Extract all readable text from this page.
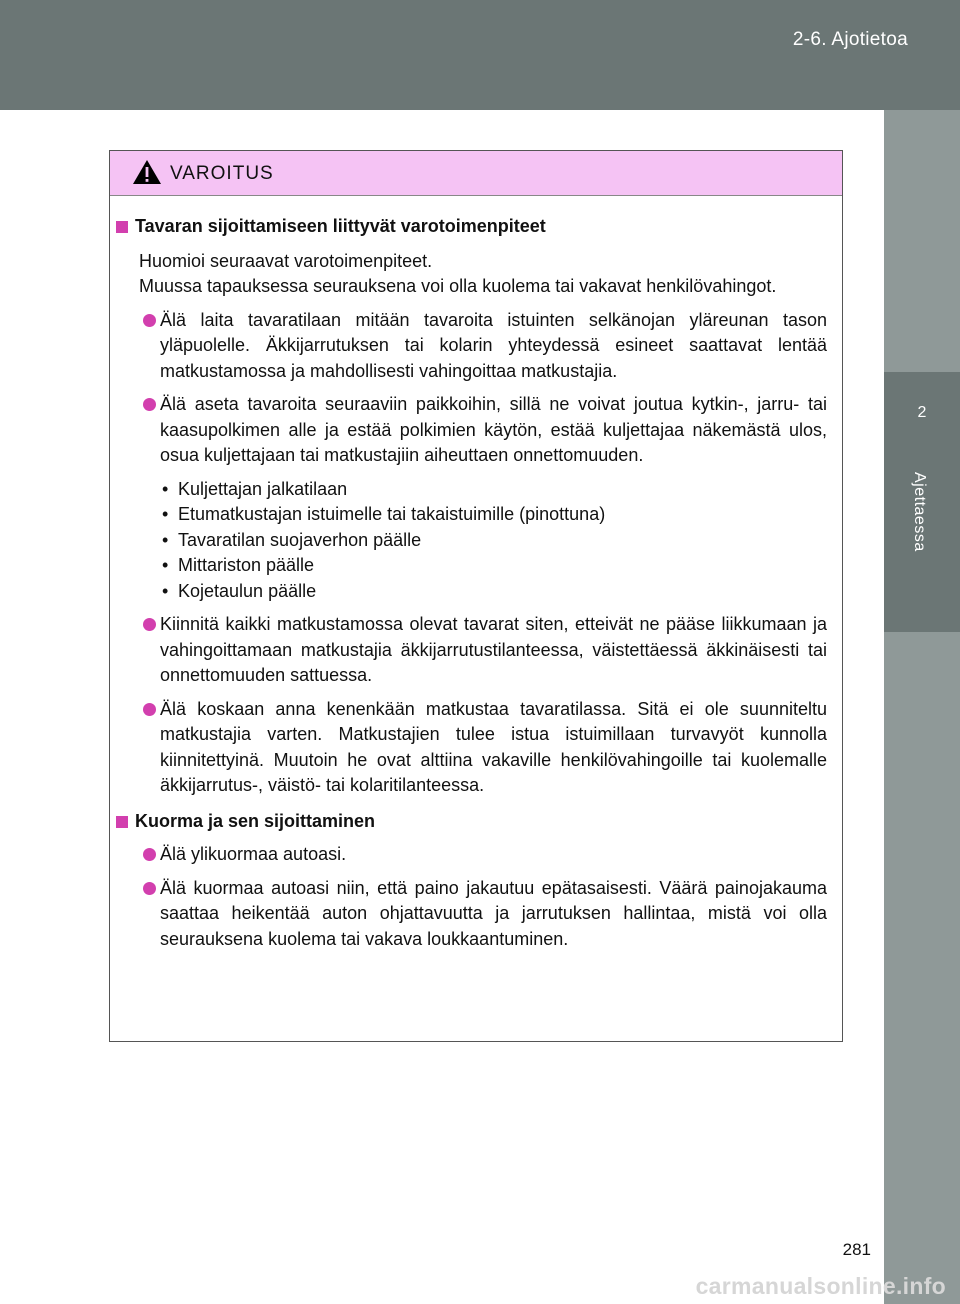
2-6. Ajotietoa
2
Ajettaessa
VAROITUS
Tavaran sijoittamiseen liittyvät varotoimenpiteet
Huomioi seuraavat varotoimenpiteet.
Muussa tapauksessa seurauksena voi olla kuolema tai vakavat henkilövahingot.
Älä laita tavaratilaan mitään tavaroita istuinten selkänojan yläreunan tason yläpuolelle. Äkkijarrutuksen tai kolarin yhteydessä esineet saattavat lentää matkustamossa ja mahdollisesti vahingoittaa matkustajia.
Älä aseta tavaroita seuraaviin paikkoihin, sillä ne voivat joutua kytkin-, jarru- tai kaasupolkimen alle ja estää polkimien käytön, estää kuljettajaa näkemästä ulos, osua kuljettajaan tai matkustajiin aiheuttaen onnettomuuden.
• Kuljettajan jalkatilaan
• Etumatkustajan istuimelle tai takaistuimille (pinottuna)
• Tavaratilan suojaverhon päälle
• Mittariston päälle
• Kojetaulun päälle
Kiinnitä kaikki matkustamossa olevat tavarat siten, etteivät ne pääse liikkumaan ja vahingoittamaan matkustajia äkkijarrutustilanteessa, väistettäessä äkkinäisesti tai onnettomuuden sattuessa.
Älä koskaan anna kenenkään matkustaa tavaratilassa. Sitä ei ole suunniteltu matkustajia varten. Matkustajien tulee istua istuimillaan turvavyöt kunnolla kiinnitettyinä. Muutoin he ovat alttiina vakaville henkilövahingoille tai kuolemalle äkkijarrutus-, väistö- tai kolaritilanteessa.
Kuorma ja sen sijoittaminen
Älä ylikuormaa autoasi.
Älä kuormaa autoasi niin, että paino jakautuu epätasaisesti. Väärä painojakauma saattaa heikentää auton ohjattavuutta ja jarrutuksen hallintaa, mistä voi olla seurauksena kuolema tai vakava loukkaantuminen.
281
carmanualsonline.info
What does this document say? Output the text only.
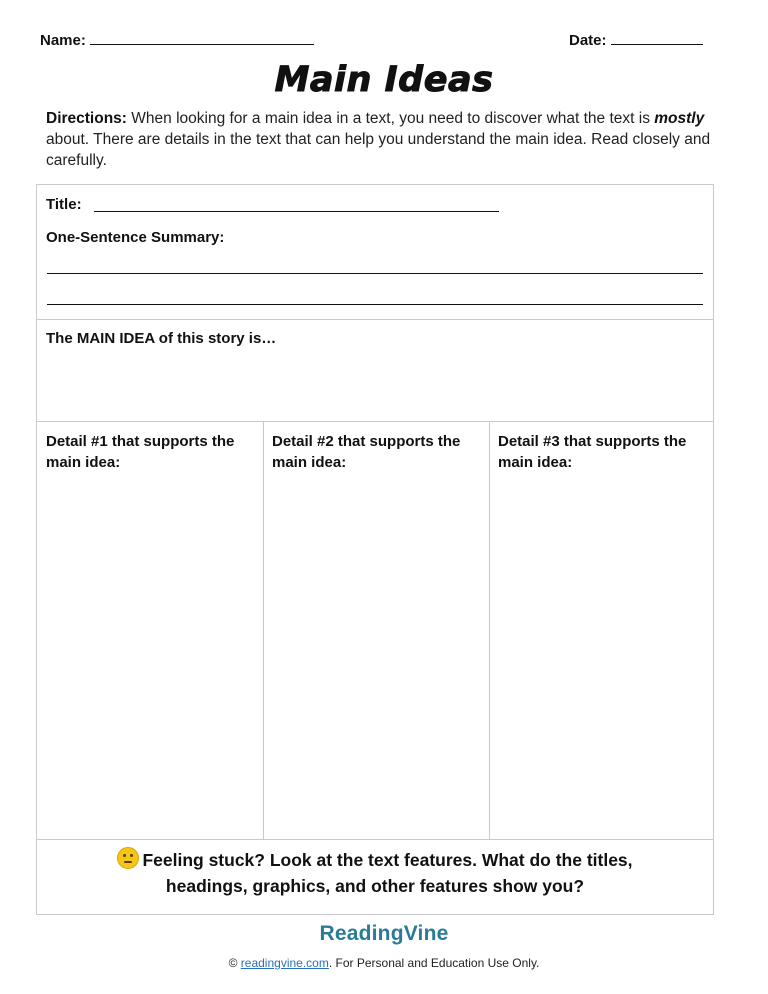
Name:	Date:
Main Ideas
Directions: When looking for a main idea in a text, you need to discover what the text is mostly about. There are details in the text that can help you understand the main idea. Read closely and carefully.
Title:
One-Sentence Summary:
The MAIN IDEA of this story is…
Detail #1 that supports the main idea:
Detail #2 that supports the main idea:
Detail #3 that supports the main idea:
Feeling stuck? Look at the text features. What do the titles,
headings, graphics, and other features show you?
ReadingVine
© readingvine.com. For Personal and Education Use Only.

▶ Your objective
Write out all the entries word for word, but skip any images.

▶ Answer below
Extract all readable text from this page.
2-6. Ajotietoa
2
Ajettaessa
VAROITUS
Tavaran sijoittamiseen liittyvät varotoimenpiteet
Huomioi seuraavat varotoimenpiteet.
Muussa tapauksessa seurauksena voi olla kuolema tai vakavat henkilövahingot.
Älä laita tavaratilaan mitään tavaroita istuinten selkänojan yläreunan tason yläpuolelle. Äkkijarrutuksen tai kolarin yhteydessä esineet saattavat lentää matkustamossa ja mahdollisesti vahingoittaa matkustajia.
Älä aseta tavaroita seuraaviin paikkoihin, sillä ne voivat joutua kytkin-, jarru- tai kaasupolkimen alle ja estää polkimien käytön, estää kuljettajaa näkemästä ulos, osua kuljettajaan tai matkustajiin aiheuttaen onnettomuuden.
• Kuljettajan jalkatilaan
• Etumatkustajan istuimelle tai takaistuimille (pinottuna)
• Tavaratilan suojaverhon päälle
• Mittariston päälle
• Kojetaulun päälle
Kiinnitä kaikki matkustamossa olevat tavarat siten, etteivät ne pääse liikkumaan ja vahingoittamaan matkustajia äkkijarrutustilanteessa, väistettäessä äkkinäisesti tai onnettomuuden sattuessa.
Älä koskaan anna kenenkään matkustaa tavaratilassa. Sitä ei ole suunniteltu matkustajia varten. Matkustajien tulee istua istuimillaan turvavyöt kunnolla kiinnitettyinä. Muutoin he ovat alttiina vakaville henkilövahingoille tai kuolemalle äkkijarrutus-, väistö- tai kolaritilanteessa.
Kuorma ja sen sijoittaminen
Älä ylikuormaa autoasi.
Älä kuormaa autoasi niin, että paino jakautuu epätasaisesti. Väärä painojakauma saattaa heikentää auton ohjattavuutta ja jarrutuksen hallintaa, mistä voi olla seurauksena kuolema tai vakava loukkaantuminen.
281
carmanualsonline.info
What does this document say? Output the text only.
Name:	Date:
Main Ideas
Directions: When looking for a main idea in a text, you need to discover what the text is mostly about. There are details in the text that can help you understand the main idea. Read closely and carefully.
Title:
One-Sentence Summary:
The MAIN IDEA of this story is…
Detail #1 that supports the main idea:
Detail #2 that supports the main idea:
Detail #3 that supports the main idea:
Feeling stuck? Look at the text features. What do the titles,
headings, graphics, and other features show you?
ReadingVine
© readingvine.com. For Personal and Education Use Only.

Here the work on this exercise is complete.